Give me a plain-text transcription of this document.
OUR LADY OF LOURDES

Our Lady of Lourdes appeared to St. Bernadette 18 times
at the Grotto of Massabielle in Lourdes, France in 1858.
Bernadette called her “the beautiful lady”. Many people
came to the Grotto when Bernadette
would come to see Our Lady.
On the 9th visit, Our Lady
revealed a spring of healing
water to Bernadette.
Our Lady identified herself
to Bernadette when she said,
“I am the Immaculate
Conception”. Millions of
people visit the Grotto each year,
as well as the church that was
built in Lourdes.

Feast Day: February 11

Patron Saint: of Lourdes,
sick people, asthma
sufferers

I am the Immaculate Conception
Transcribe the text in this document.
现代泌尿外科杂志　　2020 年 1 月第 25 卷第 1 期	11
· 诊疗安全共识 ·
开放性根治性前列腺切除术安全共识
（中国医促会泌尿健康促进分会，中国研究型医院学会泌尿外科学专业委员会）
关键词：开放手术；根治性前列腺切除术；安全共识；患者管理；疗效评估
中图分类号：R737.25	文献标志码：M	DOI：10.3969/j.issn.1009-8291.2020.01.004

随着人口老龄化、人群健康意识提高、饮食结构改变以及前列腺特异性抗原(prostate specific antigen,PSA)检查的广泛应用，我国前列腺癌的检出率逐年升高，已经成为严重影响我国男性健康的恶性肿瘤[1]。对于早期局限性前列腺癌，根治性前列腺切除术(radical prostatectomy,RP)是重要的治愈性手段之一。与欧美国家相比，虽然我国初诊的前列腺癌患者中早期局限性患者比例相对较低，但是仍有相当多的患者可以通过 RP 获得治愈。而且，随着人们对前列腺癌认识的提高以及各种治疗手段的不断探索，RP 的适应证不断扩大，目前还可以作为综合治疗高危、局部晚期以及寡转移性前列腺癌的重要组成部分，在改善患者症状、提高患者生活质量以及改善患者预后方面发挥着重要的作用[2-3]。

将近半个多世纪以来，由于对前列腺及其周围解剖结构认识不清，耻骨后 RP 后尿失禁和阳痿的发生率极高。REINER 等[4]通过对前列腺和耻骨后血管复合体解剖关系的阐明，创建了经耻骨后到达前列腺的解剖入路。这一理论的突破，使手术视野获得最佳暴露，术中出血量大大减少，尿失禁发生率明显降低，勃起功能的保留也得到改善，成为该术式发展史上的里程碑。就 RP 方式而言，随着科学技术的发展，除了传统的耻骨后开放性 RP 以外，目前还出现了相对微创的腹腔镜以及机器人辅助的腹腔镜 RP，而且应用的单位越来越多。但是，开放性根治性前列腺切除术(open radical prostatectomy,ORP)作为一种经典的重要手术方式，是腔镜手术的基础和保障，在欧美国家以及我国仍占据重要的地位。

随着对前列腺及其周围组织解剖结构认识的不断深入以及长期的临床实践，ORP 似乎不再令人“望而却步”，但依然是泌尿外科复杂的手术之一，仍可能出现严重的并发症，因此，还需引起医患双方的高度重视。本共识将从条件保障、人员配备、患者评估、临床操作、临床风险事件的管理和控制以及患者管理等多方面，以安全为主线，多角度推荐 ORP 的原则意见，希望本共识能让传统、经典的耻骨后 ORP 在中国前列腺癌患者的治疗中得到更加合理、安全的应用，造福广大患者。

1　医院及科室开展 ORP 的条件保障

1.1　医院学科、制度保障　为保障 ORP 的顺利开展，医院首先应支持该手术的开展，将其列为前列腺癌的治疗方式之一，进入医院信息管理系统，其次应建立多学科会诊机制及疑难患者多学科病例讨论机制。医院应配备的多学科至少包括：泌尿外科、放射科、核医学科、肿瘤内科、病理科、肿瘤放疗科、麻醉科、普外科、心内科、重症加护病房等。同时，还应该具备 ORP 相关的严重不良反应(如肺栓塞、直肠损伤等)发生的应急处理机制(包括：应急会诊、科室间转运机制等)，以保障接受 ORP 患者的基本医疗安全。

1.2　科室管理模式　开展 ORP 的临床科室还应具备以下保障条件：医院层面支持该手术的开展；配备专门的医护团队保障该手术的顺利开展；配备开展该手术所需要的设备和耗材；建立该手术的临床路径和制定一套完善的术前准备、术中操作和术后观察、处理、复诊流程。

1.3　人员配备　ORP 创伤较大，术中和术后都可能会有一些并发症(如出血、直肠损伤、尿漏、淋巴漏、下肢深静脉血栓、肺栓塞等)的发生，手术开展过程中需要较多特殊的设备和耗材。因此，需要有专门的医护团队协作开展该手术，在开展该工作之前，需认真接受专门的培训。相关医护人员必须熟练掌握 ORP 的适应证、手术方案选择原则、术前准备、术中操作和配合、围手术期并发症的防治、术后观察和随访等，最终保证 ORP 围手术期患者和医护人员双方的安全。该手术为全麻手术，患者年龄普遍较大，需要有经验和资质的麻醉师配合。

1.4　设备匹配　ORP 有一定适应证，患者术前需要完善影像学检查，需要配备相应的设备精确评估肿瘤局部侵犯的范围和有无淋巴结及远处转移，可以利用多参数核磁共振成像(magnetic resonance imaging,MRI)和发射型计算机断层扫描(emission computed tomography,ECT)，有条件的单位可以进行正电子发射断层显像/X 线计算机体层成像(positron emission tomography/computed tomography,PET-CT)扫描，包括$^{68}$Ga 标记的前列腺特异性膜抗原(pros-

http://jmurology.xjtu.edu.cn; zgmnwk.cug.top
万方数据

###

→ Objective: Collect each line holding the string "radical".

→ Task result:
随着人口老龄化、人群健康意识提高、饮食结构改变以及前列腺特异性抗原(prostate specific antigen,PSA)检查的广泛应用，我国前列腺癌的检出率逐年升高，已经成为严重影响我国男性健康的恶性肿瘤[1]。对于早期局限性前列腺癌，根治性前列腺切除术(radical prostatectomy,RP)是重要的治愈性手段之一。与欧美国家相比，虽然我国初诊的前列腺癌患者中早期局限性患者比例相对较低，但是仍有相当多的患者可以通过 RP 获得治愈。而且，随着人们对前列腺癌认识的提高以及各种治疗手段的不断探索，RP 的适应证不断扩大，目前还可以作为综合治疗高危、局部晚期以及寡转移性前列腺癌的重要组成部分，在改善患者症状、提高患者生活质量以及改善患者预后方面发挥着重要的作用[2-3]。
将近半个多世纪以来，由于对前列腺及其周围解剖结构认识不清，耻骨后 RP 后尿失禁和阳痿的发生率极高。REINER 等[4]通过对前列腺和耻骨后血管复合体解剖关系的阐明，创建了经耻骨后到达前列腺的解剖入路。这一理论的突破，使手术视野获得最佳暴露，术中出血量大大减少，尿失禁发生率明显降低，勃起功能的保留也得到改善，成为该术式发展史上的里程碑。就 RP 方式而言，随着科学技术的发展，除了传统的耻骨后开放性 RP 以外，目前还出现了相对微创的腹腔镜以及机器人辅助的腹腔镜 RP，而且应用的单位越来越多。但是，开放性根治性前列腺切除术(open radical prostatectomy,ORP)作为一种经典的重要手术方式，是腔镜手术的基础和保障，在欧美国家以及我国仍占据重要的地位。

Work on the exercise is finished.